Reproduce every line of the material below, but drop the pictures.

..............................

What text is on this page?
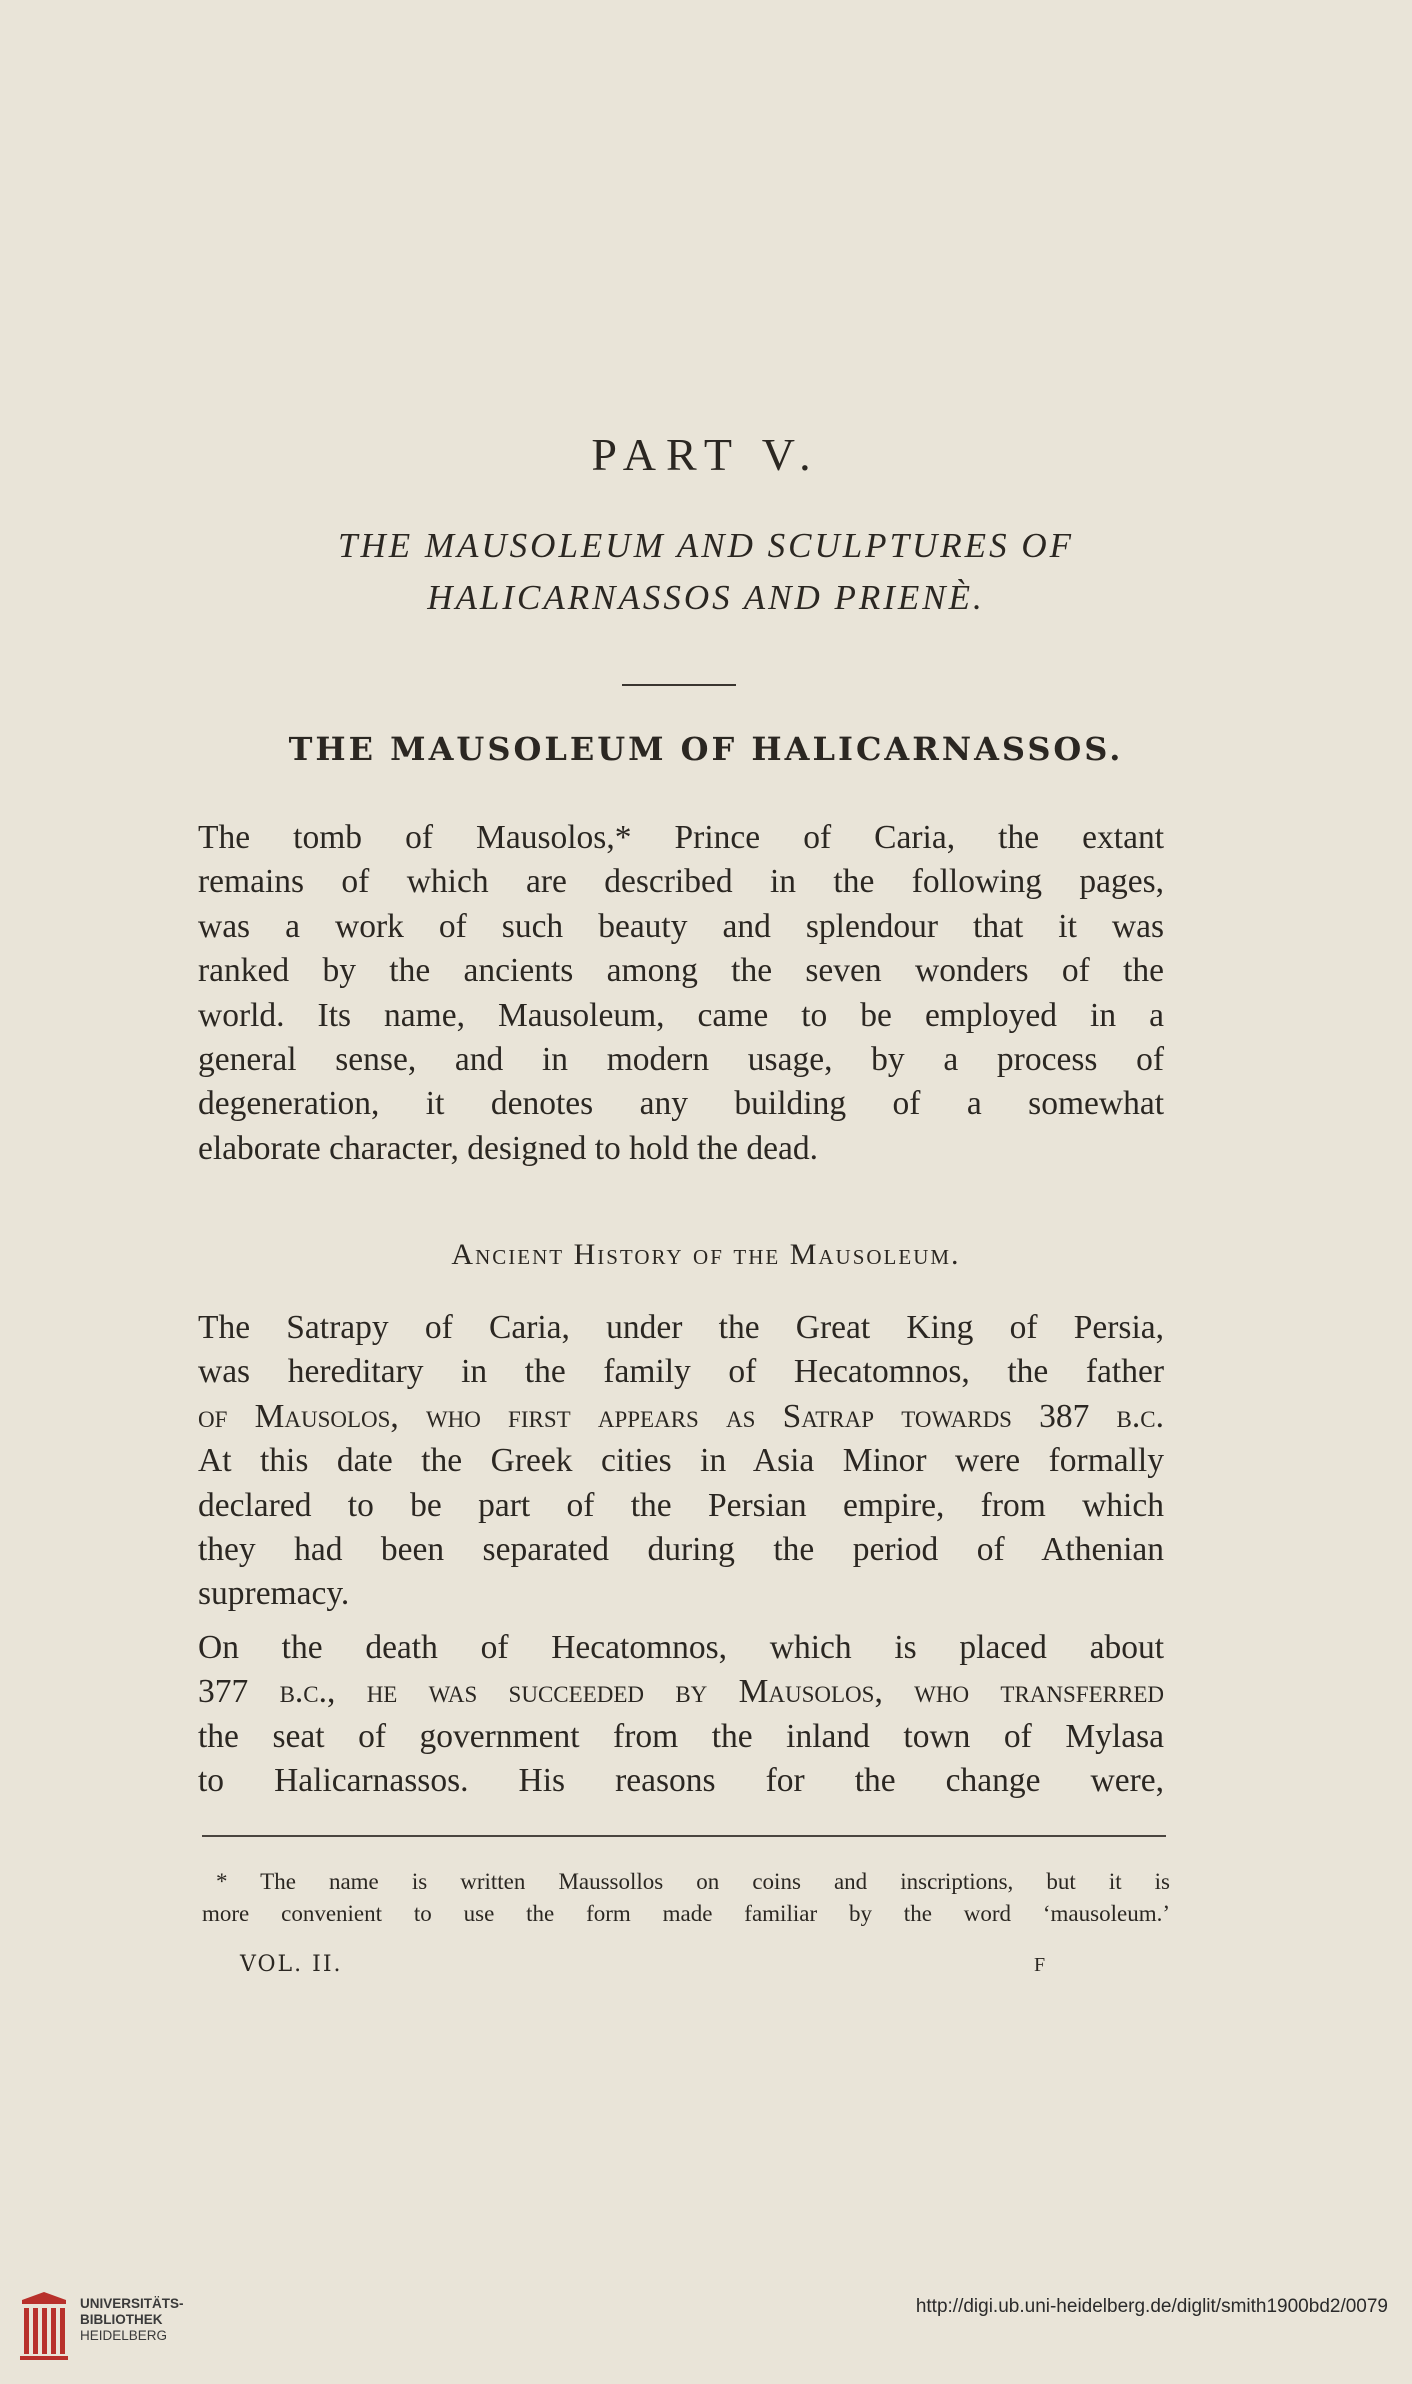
PART V.
THE MAUSOLEUM AND SCULPTURES OF
HALICARNASSOS AND PRIENÈ.
THE MAUSOLEUM OF HALICARNASSOS.
The tomb of Mausolos,* Prince of Caria, the extant
remains of which are described in the following pages,
was a work of such beauty and splendour that it was
ranked by the ancients among the seven wonders of the
world. Its name, Mausoleum, came to be employed in a
general sense, and in modern usage, by a process of
degeneration, it denotes any building of a somewhat
elaborate character, designed to hold the dead.
Ancient History of the Mausoleum.
The Satrapy of Caria, under the Great King of Persia,
was hereditary in the family of Hecatomnos, the father
of Mausolos, who first appears as Satrap towards 387 b.c.
At this date the Greek cities in Asia Minor were formally
declared to be part of the Persian empire, from which
they had been separated during the period of Athenian
supremacy.
On the death of Hecatomnos, which is placed about
377 b.c., he was succeeded by Mausolos, who transferred
the seat of government from the inland town of Mylasa
to Halicarnassos. His reasons for the change were,
* The name is written Maussollos on coins and inscriptions, but it is
more convenient to use the form made familiar by the word ‘mausoleum.’
VOL. II.	F
UNIVERSITÄTS-
BIBLIOTHEK
HEIDELBERG
http://digi.ub.uni-heidelberg.de/diglit/smith1900bd2/0079
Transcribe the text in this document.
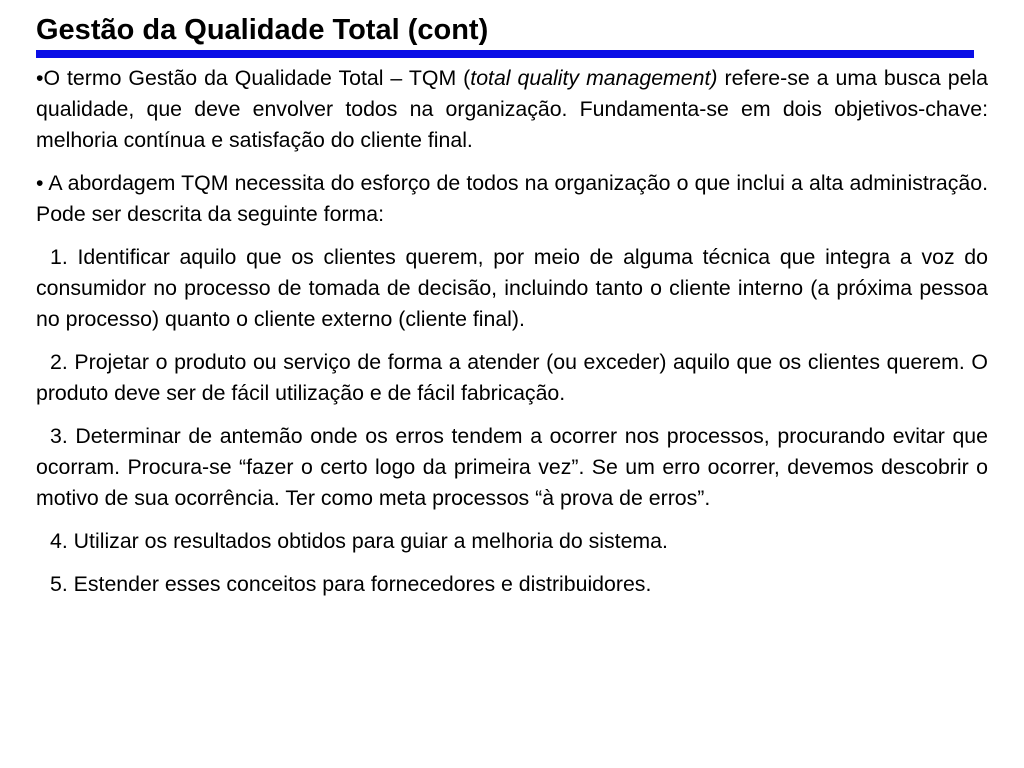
Gestão da Qualidade Total (cont)

•O termo Gestão da Qualidade Total – TQM (total quality management) refere-se a uma busca pela qualidade, que deve envolver todos na organização. Fundamenta-se em dois objetivos-chave: melhoria contínua e satisfação do cliente final.

• A abordagem TQM necessita do esforço de todos na organização o que inclui a alta administração. Pode ser descrita da seguinte forma:

1. Identificar aquilo que os clientes querem, por meio de alguma técnica que integra a voz do consumidor no processo de tomada de decisão, incluindo tanto o cliente interno (a próxima pessoa no processo) quanto o cliente externo (cliente final).

2. Projetar o produto ou serviço de forma a atender (ou exceder) aquilo que os clientes querem. O produto deve ser de fácil utilização e de fácil fabricação.

3. Determinar de antemão onde os erros tendem a ocorrer nos processos, procurando evitar que ocorram. Procura-se “fazer o certo logo da primeira vez”. Se um erro ocorrer, devemos descobrir o motivo de sua ocorrência. Ter como meta processos “à prova de erros”.

4. Utilizar os resultados obtidos para guiar a melhoria do sistema.

5. Estender esses conceitos para fornecedores e distribuidores.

..............................

• _The answer_:
What text is on this page?
PART V.
THE MAUSOLEUM AND SCULPTURES OF
HALICARNASSOS AND PRIENÈ.
THE MAUSOLEUM OF HALICARNASSOS.
The tomb of Mausolos,* Prince of Caria, the extant
remains of which are described in the following pages,
was a work of such beauty and splendour that it was
ranked by the ancients among the seven wonders of the
world. Its name, Mausoleum, came to be employed in a
general sense, and in modern usage, by a process of
degeneration, it denotes any building of a somewhat
elaborate character, designed to hold the dead.
Ancient History of the Mausoleum.
The Satrapy of Caria, under the Great King of Persia,
was hereditary in the family of Hecatomnos, the father
of Mausolos, who first appears as Satrap towards 387 b.c.
At this date the Greek cities in Asia Minor were formally
declared to be part of the Persian empire, from which
they had been separated during the period of Athenian
supremacy.
On the death of Hecatomnos, which is placed about
377 b.c., he was succeeded by Mausolos, who transferred
the seat of government from the inland town of Mylasa
to Halicarnassos. His reasons for the change were,
* The name is written Maussollos on coins and inscriptions, but it is
more convenient to use the form made familiar by the word ‘mausoleum.’
VOL. II.	F
UNIVERSITÄTS-
BIBLIOTHEK
HEIDELBERG
http://digi.ub.uni-heidelberg.de/diglit/smith1900bd2/0079
Transcribe the text in this document.
Gestão da Qualidade Total (cont)

•O termo Gestão da Qualidade Total – TQM (total quality management) refere-se a uma busca pela qualidade, que deve envolver todos na organização. Fundamenta-se em dois objetivos-chave: melhoria contínua e satisfação do cliente final.

• A abordagem TQM necessita do esforço de todos na organização o que inclui a alta administração. Pode ser descrita da seguinte forma:

1. Identificar aquilo que os clientes querem, por meio de alguma técnica que integra a voz do consumidor no processo de tomada de decisão, incluindo tanto o cliente interno (a próxima pessoa no processo) quanto o cliente externo (cliente final).

2. Projetar o produto ou serviço de forma a atender (ou exceder) aquilo que os clientes querem. O produto deve ser de fácil utilização e de fácil fabricação.

3. Determinar de antemão onde os erros tendem a ocorrer nos processos, procurando evitar que ocorram. Procura-se “fazer o certo logo da primeira vez”. Se um erro ocorrer, devemos descobrir o motivo de sua ocorrência. Ter como meta processos “à prova de erros”.

4. Utilizar os resultados obtidos para guiar a melhoria do sistema.

5. Estender esses conceitos para fornecedores e distribuidores.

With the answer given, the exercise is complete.